* **Set exercise**: Make an exact copy of the lines below.

* **Given records**:
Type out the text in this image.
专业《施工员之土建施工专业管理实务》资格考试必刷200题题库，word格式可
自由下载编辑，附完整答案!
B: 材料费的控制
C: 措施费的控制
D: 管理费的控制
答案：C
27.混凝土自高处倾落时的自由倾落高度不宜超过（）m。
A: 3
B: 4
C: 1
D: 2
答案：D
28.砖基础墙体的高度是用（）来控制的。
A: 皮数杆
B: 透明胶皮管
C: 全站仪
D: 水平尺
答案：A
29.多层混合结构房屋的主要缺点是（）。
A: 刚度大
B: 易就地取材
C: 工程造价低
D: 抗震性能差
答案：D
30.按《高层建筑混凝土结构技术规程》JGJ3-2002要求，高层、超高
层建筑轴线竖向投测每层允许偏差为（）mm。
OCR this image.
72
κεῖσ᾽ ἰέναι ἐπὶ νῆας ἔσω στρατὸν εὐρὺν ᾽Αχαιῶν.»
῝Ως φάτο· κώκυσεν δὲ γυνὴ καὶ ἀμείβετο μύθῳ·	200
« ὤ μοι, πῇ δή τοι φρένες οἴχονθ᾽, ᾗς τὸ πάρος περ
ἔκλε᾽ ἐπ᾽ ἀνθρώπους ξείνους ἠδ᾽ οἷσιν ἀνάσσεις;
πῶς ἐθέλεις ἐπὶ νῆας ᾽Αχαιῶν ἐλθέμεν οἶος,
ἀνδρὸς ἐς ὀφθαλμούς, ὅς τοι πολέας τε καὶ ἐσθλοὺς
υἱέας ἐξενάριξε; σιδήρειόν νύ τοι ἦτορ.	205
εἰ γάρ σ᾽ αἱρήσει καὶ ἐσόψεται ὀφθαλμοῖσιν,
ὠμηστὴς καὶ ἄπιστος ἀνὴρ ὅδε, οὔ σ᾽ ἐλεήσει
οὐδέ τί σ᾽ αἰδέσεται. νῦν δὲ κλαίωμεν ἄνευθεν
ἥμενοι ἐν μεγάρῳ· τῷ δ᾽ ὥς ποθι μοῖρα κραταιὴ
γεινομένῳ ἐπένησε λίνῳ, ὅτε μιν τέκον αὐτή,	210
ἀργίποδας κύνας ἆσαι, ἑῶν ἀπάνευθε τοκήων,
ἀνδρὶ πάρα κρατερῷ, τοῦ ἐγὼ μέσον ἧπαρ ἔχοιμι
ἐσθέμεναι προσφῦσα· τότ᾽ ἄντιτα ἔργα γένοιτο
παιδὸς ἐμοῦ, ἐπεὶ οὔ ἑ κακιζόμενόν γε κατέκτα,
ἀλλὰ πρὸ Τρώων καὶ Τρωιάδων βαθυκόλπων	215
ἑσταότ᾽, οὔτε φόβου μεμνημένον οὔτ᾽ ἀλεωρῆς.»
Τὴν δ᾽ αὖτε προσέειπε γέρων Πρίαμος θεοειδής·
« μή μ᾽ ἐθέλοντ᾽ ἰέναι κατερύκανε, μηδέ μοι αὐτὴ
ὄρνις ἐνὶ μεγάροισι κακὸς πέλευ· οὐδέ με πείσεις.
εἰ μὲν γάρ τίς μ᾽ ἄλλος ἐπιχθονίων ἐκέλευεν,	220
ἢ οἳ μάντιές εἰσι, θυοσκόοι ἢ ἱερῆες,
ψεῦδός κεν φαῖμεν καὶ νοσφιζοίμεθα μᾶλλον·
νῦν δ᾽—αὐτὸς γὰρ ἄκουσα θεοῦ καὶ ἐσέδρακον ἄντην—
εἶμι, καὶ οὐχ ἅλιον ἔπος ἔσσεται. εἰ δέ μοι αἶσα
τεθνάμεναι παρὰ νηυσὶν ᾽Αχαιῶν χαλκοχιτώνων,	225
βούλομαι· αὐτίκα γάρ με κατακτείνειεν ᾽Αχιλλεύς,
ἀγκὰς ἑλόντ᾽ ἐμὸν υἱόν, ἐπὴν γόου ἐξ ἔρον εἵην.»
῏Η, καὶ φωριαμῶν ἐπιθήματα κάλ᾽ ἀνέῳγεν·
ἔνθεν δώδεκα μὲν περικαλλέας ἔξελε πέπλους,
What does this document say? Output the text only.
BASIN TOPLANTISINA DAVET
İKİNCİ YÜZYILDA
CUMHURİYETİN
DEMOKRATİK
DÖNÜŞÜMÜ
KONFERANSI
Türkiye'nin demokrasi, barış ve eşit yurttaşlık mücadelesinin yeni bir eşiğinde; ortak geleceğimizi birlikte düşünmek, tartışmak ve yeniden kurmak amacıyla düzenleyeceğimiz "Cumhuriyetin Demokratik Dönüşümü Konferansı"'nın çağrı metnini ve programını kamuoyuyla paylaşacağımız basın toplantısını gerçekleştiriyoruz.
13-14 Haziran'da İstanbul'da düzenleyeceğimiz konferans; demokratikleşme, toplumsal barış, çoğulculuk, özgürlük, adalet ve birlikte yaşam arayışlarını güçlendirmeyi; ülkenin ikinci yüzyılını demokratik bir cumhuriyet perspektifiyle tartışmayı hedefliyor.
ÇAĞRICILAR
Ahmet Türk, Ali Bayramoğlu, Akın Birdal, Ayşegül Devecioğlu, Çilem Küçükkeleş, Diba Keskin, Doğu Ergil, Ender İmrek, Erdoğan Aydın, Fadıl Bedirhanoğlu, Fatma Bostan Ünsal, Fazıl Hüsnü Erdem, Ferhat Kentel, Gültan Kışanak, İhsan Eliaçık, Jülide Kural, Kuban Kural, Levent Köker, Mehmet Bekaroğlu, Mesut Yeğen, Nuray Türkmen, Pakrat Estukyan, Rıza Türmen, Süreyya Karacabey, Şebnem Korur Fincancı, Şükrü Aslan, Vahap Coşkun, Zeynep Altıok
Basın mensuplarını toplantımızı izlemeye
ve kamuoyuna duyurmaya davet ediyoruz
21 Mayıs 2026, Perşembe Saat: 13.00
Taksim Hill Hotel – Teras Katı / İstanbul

* **Completed task**:
Type out the text in this image.
专业《施工员之土建施工专业管理实务》资格考试必刷200题题库，word格式可
自由下载编辑，附完整答案!
B: 材料费的控制
C: 措施费的控制
D: 管理费的控制
答案：C
27.混凝土自高处倾落时的自由倾落高度不宜超过（）m。
A: 3
B: 4
C: 1
D: 2
答案：D
28.砖基础墙体的高度是用（）来控制的。
A: 皮数杆
B: 透明胶皮管
C: 全站仪
D: 水平尺
答案：A
29.多层混合结构房屋的主要缺点是（）。
A: 刚度大
B: 易就地取材
C: 工程造价低
D: 抗震性能差
答案：D
30.按《高层建筑混凝土结构技术规程》JGJ3-2002要求，高层、超高
层建筑轴线竖向投测每层允许偏差为（）mm。
OCR this image.
72
κεῖσ᾽ ἰέναι ἐπὶ νῆας ἔσω στρατὸν εὐρὺν ᾽Αχαιῶν.»
῝Ως φάτο· κώκυσεν δὲ γυνὴ καὶ ἀμείβετο μύθῳ·	200
« ὤ μοι, πῇ δή τοι φρένες οἴχονθ᾽, ᾗς τὸ πάρος περ
ἔκλε᾽ ἐπ᾽ ἀνθρώπους ξείνους ἠδ᾽ οἷσιν ἀνάσσεις;
πῶς ἐθέλεις ἐπὶ νῆας ᾽Αχαιῶν ἐλθέμεν οἶος,
ἀνδρὸς ἐς ὀφθαλμούς, ὅς τοι πολέας τε καὶ ἐσθλοὺς
υἱέας ἐξενάριξε; σιδήρειόν νύ τοι ἦτορ.	205
εἰ γάρ σ᾽ αἱρήσει καὶ ἐσόψεται ὀφθαλμοῖσιν,
ὠμηστὴς καὶ ἄπιστος ἀνὴρ ὅδε, οὔ σ᾽ ἐλεήσει
οὐδέ τί σ᾽ αἰδέσεται. νῦν δὲ κλαίωμεν ἄνευθεν
ἥμενοι ἐν μεγάρῳ· τῷ δ᾽ ὥς ποθι μοῖρα κραταιὴ
γεινομένῳ ἐπένησε λίνῳ, ὅτε μιν τέκον αὐτή,	210
ἀργίποδας κύνας ἆσαι, ἑῶν ἀπάνευθε τοκήων,
ἀνδρὶ πάρα κρατερῷ, τοῦ ἐγὼ μέσον ἧπαρ ἔχοιμι
ἐσθέμεναι προσφῦσα· τότ᾽ ἄντιτα ἔργα γένοιτο
παιδὸς ἐμοῦ, ἐπεὶ οὔ ἑ κακιζόμενόν γε κατέκτα,
ἀλλὰ πρὸ Τρώων καὶ Τρωιάδων βαθυκόλπων	215
ἑσταότ᾽, οὔτε φόβου μεμνημένον οὔτ᾽ ἀλεωρῆς.»
Τὴν δ᾽ αὖτε προσέειπε γέρων Πρίαμος θεοειδής·
« μή μ᾽ ἐθέλοντ᾽ ἰέναι κατερύκανε, μηδέ μοι αὐτὴ
ὄρνις ἐνὶ μεγάροισι κακὸς πέλευ· οὐδέ με πείσεις.
εἰ μὲν γάρ τίς μ᾽ ἄλλος ἐπιχθονίων ἐκέλευεν,	220
ἢ οἳ μάντιές εἰσι, θυοσκόοι ἢ ἱερῆες,
ψεῦδός κεν φαῖμεν καὶ νοσφιζοίμεθα μᾶλλον·
νῦν δ᾽—αὐτὸς γὰρ ἄκουσα θεοῦ καὶ ἐσέδρακον ἄντην—
εἶμι, καὶ οὐχ ἅλιον ἔπος ἔσσεται. εἰ δέ μοι αἶσα
τεθνάμεναι παρὰ νηυσὶν ᾽Αχαιῶν χαλκοχιτώνων,	225
βούλομαι· αὐτίκα γάρ με κατακτείνειεν ᾽Αχιλλεύς,
ἀγκὰς ἑλόντ᾽ ἐμὸν υἱόν, ἐπὴν γόου ἐξ ἔρον εἵην.»
῏Η, καὶ φωριαμῶν ἐπιθήματα κάλ᾽ ἀνέῳγεν·
ἔνθεν δώδεκα μὲν περικαλλέας ἔξελε πέπλους,
What does this document say? Output the text only.
BASIN TOPLANTISINA DAVET
İKİNCİ YÜZYILDA
CUMHURİYETİN
DEMOKRATİK
DÖNÜŞÜMÜ
KONFERANSI
Türkiye'nin demokrasi, barış ve eşit yurttaşlık mücadelesinin yeni bir eşiğinde; ortak geleceğimizi birlikte düşünmek, tartışmak ve yeniden kurmak amacıyla düzenleyeceğimiz "Cumhuriyetin Demokratik Dönüşümü Konferansı"'nın çağrı metnini ve programını kamuoyuyla paylaşacağımız basın toplantısını gerçekleştiriyoruz.
13-14 Haziran'da İstanbul'da düzenleyeceğimiz konferans; demokratikleşme, toplumsal barış, çoğulculuk, özgürlük, adalet ve birlikte yaşam arayışlarını güçlendirmeyi; ülkenin ikinci yüzyılını demokratik bir cumhuriyet perspektifiyle tartışmayı hedefliyor.
ÇAĞRICILAR
Ahmet Türk, Ali Bayramoğlu, Akın Birdal, Ayşegül Devecioğlu, Çilem Küçükkeleş, Diba Keskin, Doğu Ergil, Ender İmrek, Erdoğan Aydın, Fadıl Bedirhanoğlu, Fatma Bostan Ünsal, Fazıl Hüsnü Erdem, Ferhat Kentel, Gültan Kışanak, İhsan Eliaçık, Jülide Kural, Kuban Kural, Levent Köker, Mehmet Bekaroğlu, Mesut Yeğen, Nuray Türkmen, Pakrat Estukyan, Rıza Türmen, Süreyya Karacabey, Şebnem Korur Fincancı, Şükrü Aslan, Vahap Coşkun, Zeynep Altıok
Basın mensuplarını toplantımızı izlemeye
ve kamuoyuna duyurmaya davet ediyoruz
21 Mayıs 2026, Perşembe Saat: 13.00
Taksim Hill Hotel – Teras Katı / İstanbul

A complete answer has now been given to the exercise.